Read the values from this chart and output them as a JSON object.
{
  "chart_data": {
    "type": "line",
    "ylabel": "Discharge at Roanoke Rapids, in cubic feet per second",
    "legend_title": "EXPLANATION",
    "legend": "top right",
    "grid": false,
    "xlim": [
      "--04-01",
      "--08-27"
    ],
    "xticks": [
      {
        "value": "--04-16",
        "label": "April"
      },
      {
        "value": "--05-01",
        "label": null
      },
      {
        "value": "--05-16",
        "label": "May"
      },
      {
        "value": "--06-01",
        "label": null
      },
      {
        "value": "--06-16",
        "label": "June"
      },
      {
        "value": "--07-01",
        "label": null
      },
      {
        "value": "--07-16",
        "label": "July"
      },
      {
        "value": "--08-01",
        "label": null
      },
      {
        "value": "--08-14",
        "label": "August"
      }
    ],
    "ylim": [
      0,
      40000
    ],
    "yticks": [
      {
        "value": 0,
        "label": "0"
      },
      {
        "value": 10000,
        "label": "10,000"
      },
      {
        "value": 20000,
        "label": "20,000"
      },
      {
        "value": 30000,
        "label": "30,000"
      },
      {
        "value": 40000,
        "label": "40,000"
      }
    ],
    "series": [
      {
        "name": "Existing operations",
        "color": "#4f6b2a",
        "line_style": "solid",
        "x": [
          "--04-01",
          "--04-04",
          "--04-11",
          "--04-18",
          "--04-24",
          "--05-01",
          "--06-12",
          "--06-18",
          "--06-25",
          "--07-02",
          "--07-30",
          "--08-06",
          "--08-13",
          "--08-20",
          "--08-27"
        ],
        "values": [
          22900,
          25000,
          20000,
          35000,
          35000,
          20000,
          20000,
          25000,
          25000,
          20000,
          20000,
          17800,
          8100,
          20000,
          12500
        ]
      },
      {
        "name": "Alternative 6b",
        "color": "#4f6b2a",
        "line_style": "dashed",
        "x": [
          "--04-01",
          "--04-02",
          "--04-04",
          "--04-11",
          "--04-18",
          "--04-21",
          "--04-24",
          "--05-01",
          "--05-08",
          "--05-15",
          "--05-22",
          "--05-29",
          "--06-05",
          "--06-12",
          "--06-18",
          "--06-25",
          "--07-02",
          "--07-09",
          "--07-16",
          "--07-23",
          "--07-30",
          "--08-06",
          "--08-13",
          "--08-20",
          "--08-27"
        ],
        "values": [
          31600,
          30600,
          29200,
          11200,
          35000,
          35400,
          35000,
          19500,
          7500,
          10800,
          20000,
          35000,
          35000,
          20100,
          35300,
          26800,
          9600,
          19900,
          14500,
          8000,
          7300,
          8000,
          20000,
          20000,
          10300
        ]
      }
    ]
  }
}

=-=-=-=-=

Work instructions.
Repeat the data verbatim.

Result below.
Read the values from this chart and output them as a JSON object.
{
  "chart_data": {
    "type": "line",
    "ylabel": "Discharge at Roanoke Rapids, in cubic feet per second",
    "legend_title": "EXPLANATION",
    "legend": "top right",
    "grid": false,
    "xlim": [
      "--04-01",
      "--08-27"
    ],
    "xticks": [
      {
        "value": "--04-16",
        "label": "April"
      },
      {
        "value": "--05-01",
        "label": null
      },
      {
        "value": "--05-16",
        "label": "May"
      },
      {
        "value": "--06-01",
        "label": null
      },
      {
        "value": "--06-16",
        "label": "June"
      },
      {
        "value": "--07-01",
        "label": null
      },
      {
        "value": "--07-16",
        "label": "July"
      },
      {
        "value": "--08-01",
        "label": null
      },
      {
        "value": "--08-14",
        "label": "August"
      }
    ],
    "ylim": [
      0,
      40000
    ],
    "yticks": [
      {
        "value": 0,
        "label": "0"
      },
      {
        "value": 10000,
        "label": "10,000"
      },
      {
        "value": 20000,
        "label": "20,000"
      },
      {
        "value": 30000,
        "label": "30,000"
      },
      {
        "value": 40000,
        "label": "40,000"
      }
    ],
    "series": [
      {
        "name": "Existing operations",
        "color": "#4f6b2a",
        "line_style": "solid",
        "x": [
          "--04-01",
          "--04-04",
          "--04-11",
          "--04-18",
          "--04-24",
          "--05-01",
          "--06-12",
          "--06-18",
          "--06-25",
          "--07-02",
          "--07-30",
          "--08-06",
          "--08-13",
          "--08-20",
          "--08-27"
        ],
        "values": [
          22900,
          25000,
          20000,
          35000,
          35000,
          20000,
          20000,
          25000,
          25000,
          20000,
          20000,
          17800,
          8100,
          20000,
          12500
        ]
      },
      {
        "name": "Alternative 6b",
        "color": "#4f6b2a",
        "line_style": "dashed",
        "x": [
          "--04-01",
          "--04-02",
          "--04-04",
          "--04-11",
          "--04-18",
          "--04-21",
          "--04-24",
          "--05-01",
          "--05-08",
          "--05-15",
          "--05-22",
          "--05-29",
          "--06-05",
          "--06-12",
          "--06-18",
          "--06-25",
          "--07-02",
          "--07-09",
          "--07-16",
          "--07-23",
          "--07-30",
          "--08-06",
          "--08-13",
          "--08-20",
          "--08-27"
        ],
        "values": [
          31600,
          30600,
          29200,
          11200,
          35000,
          35400,
          35000,
          19500,
          7500,
          10800,
          20000,
          35000,
          35000,
          20100,
          35300,
          26800,
          9600,
          19900,
          14500,
          8000,
          7300,
          8000,
          20000,
          20000,
          10300
        ]
      }
    ]
  }
}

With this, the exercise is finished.